Data entries:

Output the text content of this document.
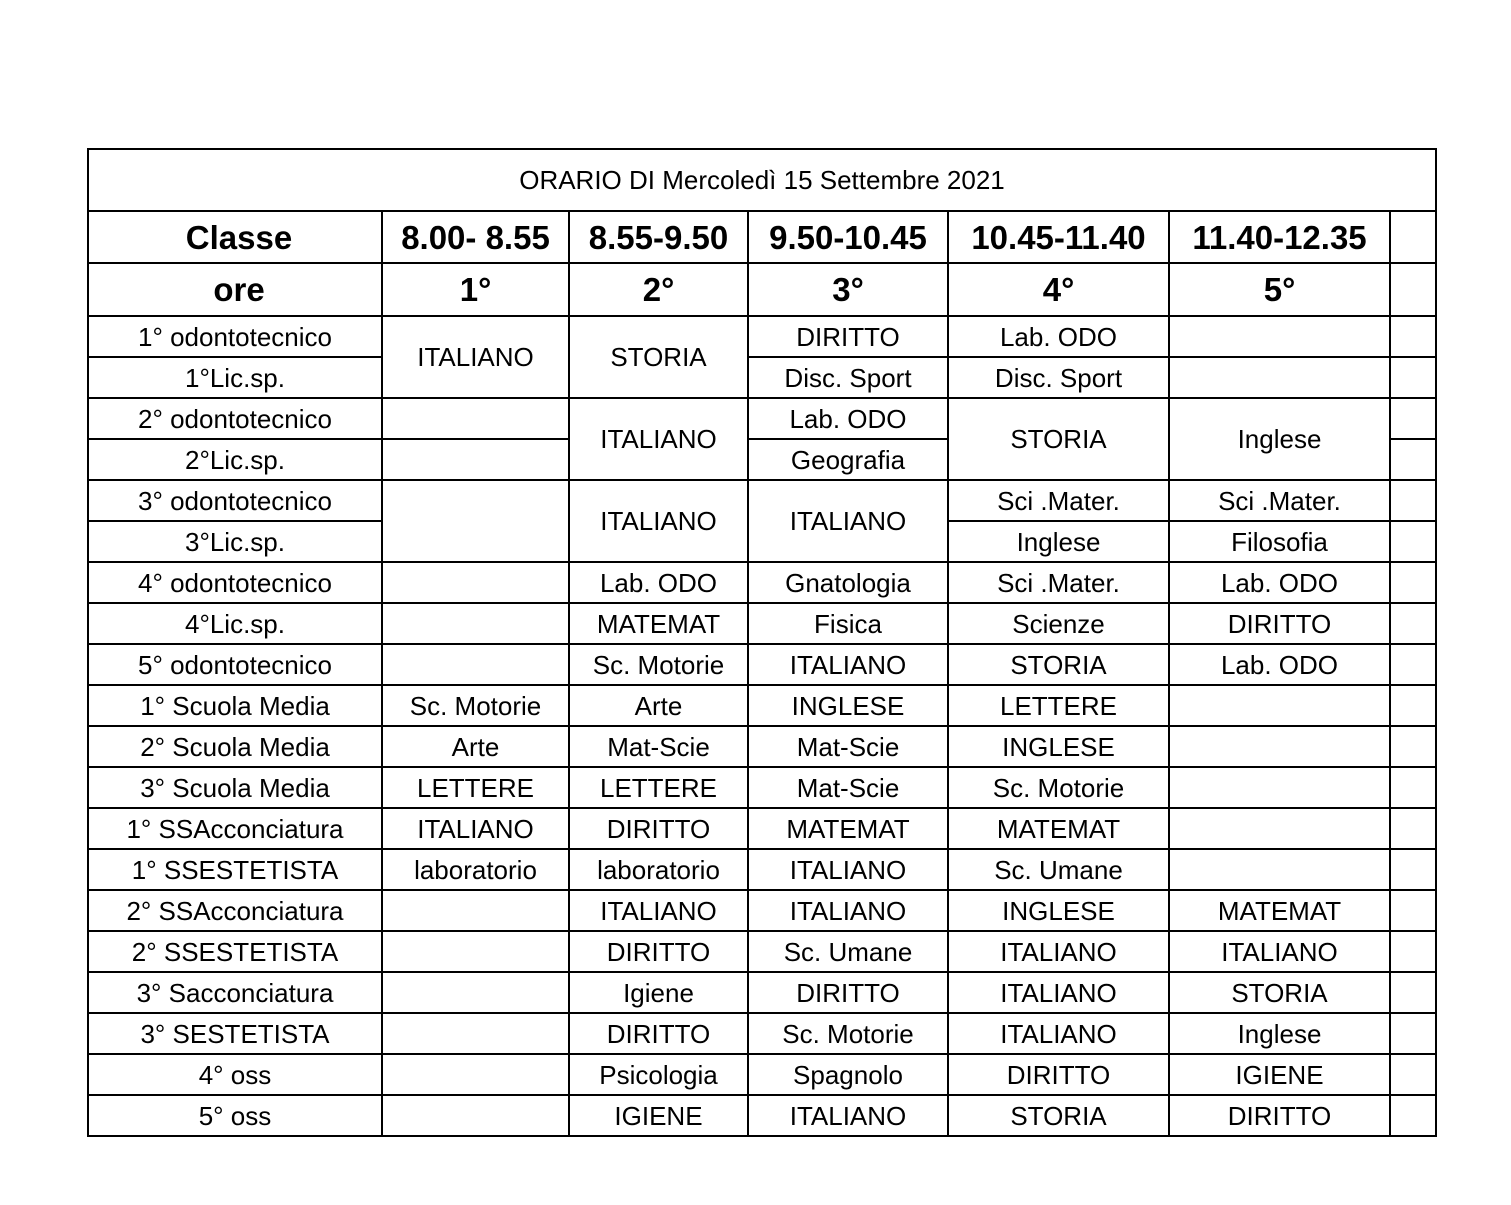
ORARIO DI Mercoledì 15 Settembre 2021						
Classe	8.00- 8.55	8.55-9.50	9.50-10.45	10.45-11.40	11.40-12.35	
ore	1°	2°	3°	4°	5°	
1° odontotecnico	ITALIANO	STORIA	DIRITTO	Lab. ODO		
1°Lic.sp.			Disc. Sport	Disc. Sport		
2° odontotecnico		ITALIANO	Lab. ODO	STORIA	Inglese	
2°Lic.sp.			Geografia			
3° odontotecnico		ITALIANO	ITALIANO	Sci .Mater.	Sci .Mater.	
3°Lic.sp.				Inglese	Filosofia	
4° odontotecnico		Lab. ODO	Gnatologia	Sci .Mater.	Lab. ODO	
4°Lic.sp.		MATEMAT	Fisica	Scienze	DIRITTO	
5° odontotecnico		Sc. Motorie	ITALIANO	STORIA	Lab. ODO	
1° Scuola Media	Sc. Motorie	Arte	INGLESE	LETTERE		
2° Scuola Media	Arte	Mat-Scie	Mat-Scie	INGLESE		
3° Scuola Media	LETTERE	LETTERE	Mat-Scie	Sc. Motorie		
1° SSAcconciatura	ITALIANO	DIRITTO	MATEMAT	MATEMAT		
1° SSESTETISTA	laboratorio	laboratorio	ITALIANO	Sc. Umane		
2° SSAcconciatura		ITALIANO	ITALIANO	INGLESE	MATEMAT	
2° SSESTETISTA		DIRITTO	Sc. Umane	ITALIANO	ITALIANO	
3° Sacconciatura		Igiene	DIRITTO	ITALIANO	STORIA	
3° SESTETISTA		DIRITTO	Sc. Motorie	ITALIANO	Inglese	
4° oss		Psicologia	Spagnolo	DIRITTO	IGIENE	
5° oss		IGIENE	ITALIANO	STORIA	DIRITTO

Prompt:
Using the material above, retype each entry exactly and omit the pictures.

Written solution:
Output the text content of this document.
ORARIO DI Mercoledì 15 Settembre 2021						
Classe	8.00- 8.55	8.55-9.50	9.50-10.45	10.45-11.40	11.40-12.35	
ore	1°	2°	3°	4°	5°	
1° odontotecnico	ITALIANO	STORIA	DIRITTO	Lab. ODO		
1°Lic.sp.			Disc. Sport	Disc. Sport		
2° odontotecnico		ITALIANO	Lab. ODO	STORIA	Inglese	
2°Lic.sp.			Geografia			
3° odontotecnico		ITALIANO	ITALIANO	Sci .Mater.	Sci .Mater.	
3°Lic.sp.				Inglese	Filosofia	
4° odontotecnico		Lab. ODO	Gnatologia	Sci .Mater.	Lab. ODO	
4°Lic.sp.		MATEMAT	Fisica	Scienze	DIRITTO	
5° odontotecnico		Sc. Motorie	ITALIANO	STORIA	Lab. ODO	
1° Scuola Media	Sc. Motorie	Arte	INGLESE	LETTERE		
2° Scuola Media	Arte	Mat-Scie	Mat-Scie	INGLESE		
3° Scuola Media	LETTERE	LETTERE	Mat-Scie	Sc. Motorie		
1° SSAcconciatura	ITALIANO	DIRITTO	MATEMAT	MATEMAT		
1° SSESTETISTA	laboratorio	laboratorio	ITALIANO	Sc. Umane		
2° SSAcconciatura		ITALIANO	ITALIANO	INGLESE	MATEMAT	
2° SSESTETISTA		DIRITTO	Sc. Umane	ITALIANO	ITALIANO	
3° Sacconciatura		Igiene	DIRITTO	ITALIANO	STORIA	
3° SESTETISTA		DIRITTO	Sc. Motorie	ITALIANO	Inglese	
4° oss		Psicologia	Spagnolo	DIRITTO	IGIENE	
5° oss		IGIENE	ITALIANO	STORIA	DIRITTO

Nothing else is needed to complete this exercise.